> Source material

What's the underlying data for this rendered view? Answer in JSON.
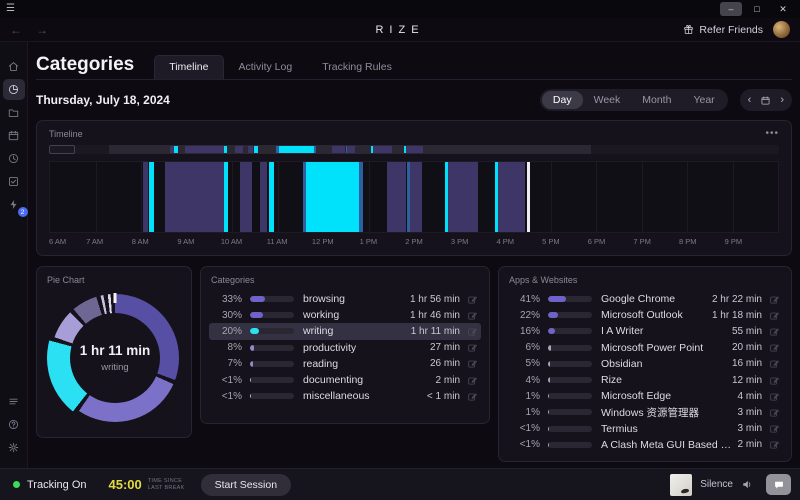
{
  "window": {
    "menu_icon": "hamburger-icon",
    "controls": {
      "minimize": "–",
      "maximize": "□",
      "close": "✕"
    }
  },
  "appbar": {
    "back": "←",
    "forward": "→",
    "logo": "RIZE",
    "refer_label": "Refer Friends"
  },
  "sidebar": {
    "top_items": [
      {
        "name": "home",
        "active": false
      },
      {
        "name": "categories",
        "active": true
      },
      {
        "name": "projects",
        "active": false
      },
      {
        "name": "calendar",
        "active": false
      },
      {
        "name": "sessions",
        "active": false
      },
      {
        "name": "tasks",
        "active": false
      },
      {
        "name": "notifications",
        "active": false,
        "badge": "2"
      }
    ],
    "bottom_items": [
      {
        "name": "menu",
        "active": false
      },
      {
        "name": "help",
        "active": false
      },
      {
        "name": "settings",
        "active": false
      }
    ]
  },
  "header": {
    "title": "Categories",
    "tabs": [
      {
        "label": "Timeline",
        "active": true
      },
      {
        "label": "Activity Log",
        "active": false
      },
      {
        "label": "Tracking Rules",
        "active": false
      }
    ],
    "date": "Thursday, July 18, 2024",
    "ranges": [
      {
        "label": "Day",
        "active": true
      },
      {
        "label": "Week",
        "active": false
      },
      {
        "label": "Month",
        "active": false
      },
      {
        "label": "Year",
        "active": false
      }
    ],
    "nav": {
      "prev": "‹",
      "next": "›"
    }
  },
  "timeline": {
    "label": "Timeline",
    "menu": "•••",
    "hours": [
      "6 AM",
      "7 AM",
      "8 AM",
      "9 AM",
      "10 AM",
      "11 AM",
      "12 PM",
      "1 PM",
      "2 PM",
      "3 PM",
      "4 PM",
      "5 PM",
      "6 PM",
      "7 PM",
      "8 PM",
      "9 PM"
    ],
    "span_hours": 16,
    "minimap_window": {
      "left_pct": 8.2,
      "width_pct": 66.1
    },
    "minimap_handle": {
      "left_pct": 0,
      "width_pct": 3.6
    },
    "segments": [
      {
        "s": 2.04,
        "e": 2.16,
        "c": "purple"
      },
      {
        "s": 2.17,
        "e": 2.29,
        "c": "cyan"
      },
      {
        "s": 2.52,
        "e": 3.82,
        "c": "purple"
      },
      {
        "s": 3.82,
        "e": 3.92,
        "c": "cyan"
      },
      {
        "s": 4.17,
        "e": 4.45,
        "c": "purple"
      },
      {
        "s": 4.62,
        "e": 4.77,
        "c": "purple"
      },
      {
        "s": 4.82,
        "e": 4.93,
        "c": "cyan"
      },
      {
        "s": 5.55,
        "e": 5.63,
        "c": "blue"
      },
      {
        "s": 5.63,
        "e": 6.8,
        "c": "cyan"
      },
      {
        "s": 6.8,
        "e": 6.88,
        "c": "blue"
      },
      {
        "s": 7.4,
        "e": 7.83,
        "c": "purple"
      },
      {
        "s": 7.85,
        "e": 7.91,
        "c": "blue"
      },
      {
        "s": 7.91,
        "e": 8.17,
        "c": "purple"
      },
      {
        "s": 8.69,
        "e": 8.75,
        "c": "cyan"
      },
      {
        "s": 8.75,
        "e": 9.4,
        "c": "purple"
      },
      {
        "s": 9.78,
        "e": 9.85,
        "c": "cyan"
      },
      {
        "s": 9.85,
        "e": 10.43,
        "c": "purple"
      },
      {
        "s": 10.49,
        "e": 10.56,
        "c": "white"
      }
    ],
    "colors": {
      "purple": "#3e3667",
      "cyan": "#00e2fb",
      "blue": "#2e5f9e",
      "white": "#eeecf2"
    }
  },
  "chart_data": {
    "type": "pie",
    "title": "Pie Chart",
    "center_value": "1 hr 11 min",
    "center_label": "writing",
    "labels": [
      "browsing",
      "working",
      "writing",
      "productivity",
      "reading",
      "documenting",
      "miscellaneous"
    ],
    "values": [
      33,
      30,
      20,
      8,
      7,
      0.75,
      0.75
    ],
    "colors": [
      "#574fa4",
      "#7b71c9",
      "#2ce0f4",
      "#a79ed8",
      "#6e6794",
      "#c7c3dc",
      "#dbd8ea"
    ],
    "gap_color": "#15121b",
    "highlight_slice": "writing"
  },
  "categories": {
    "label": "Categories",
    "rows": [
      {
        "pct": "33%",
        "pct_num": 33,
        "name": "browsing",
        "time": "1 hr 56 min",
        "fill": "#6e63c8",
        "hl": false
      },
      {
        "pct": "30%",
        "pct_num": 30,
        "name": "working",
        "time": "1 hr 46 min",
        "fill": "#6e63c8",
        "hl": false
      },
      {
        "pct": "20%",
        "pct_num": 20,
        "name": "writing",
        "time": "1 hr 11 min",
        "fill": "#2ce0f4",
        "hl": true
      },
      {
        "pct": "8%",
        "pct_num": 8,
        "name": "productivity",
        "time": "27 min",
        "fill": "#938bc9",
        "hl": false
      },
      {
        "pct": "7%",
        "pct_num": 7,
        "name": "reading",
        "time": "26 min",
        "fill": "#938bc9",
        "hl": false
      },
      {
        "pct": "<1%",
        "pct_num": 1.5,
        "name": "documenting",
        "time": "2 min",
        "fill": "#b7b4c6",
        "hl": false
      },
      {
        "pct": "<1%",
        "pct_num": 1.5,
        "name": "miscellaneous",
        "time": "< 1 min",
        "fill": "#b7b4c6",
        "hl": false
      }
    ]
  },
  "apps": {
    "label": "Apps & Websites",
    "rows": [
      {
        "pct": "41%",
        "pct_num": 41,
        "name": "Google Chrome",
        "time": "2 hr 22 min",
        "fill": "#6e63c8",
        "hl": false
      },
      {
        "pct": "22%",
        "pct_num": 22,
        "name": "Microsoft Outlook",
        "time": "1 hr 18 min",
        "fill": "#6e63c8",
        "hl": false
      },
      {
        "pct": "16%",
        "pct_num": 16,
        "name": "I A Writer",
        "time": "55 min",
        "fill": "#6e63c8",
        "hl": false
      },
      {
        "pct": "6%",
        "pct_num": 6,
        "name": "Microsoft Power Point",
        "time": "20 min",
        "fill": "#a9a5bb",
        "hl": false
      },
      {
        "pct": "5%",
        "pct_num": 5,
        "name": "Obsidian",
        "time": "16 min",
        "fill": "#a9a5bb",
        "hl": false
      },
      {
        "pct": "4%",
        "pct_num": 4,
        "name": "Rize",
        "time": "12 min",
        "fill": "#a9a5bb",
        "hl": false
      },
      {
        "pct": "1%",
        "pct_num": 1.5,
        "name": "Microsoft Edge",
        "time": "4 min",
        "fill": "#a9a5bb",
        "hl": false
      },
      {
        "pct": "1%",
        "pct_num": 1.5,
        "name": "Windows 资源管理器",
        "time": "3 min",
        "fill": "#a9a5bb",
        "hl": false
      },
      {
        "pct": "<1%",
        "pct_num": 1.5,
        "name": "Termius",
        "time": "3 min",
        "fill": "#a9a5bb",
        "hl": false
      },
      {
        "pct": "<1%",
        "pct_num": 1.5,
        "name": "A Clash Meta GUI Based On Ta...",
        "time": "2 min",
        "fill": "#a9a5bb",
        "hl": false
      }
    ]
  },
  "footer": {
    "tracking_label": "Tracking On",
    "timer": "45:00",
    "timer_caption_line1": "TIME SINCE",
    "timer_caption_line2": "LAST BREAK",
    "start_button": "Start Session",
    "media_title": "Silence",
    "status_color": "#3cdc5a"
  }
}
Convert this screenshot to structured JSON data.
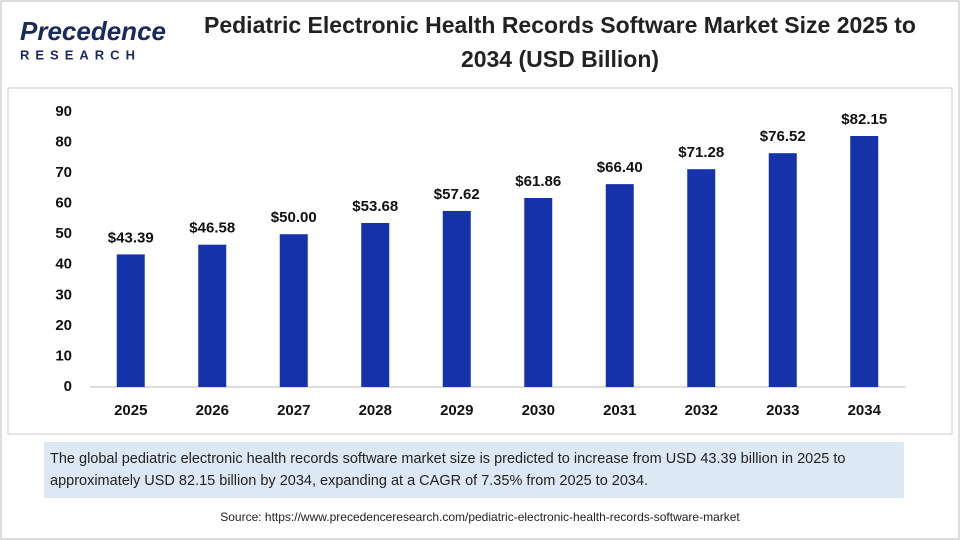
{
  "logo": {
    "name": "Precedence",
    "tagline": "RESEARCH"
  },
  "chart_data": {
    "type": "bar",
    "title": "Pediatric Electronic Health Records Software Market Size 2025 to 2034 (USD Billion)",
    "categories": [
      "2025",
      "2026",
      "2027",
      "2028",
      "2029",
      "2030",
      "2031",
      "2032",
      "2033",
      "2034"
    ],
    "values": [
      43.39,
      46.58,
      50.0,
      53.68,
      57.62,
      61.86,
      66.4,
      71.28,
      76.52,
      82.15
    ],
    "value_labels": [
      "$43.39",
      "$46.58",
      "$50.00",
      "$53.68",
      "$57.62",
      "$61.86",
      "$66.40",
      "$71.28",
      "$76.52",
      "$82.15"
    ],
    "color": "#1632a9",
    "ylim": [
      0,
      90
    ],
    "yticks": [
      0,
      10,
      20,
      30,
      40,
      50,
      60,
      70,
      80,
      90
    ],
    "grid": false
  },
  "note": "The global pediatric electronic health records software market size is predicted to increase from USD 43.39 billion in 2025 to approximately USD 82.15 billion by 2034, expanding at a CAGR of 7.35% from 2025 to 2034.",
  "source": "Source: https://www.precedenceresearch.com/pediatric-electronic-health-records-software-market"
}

> What is expected
Extract, exactly as written, the span of lines from the one holding "Convert this screenshot" through the last line, inclusive. Skip any picture.

> Exercise output
Convert this screenshot to structured JSON data.
{
  "logo": {
    "name": "Precedence",
    "tagline": "RESEARCH"
  },
  "chart_data": {
    "type": "bar",
    "title": "Pediatric Electronic Health Records Software Market Size 2025 to 2034 (USD Billion)",
    "categories": [
      "2025",
      "2026",
      "2027",
      "2028",
      "2029",
      "2030",
      "2031",
      "2032",
      "2033",
      "2034"
    ],
    "values": [
      43.39,
      46.58,
      50.0,
      53.68,
      57.62,
      61.86,
      66.4,
      71.28,
      76.52,
      82.15
    ],
    "value_labels": [
      "$43.39",
      "$46.58",
      "$50.00",
      "$53.68",
      "$57.62",
      "$61.86",
      "$66.40",
      "$71.28",
      "$76.52",
      "$82.15"
    ],
    "color": "#1632a9",
    "ylim": [
      0,
      90
    ],
    "yticks": [
      0,
      10,
      20,
      30,
      40,
      50,
      60,
      70,
      80,
      90
    ],
    "grid": false
  },
  "note": "The global pediatric electronic health records software market size is predicted to increase from USD 43.39 billion in 2025 to approximately USD 82.15 billion by 2034, expanding at a CAGR of 7.35% from 2025 to 2034.",
  "source": "Source: https://www.precedenceresearch.com/pediatric-electronic-health-records-software-market"
}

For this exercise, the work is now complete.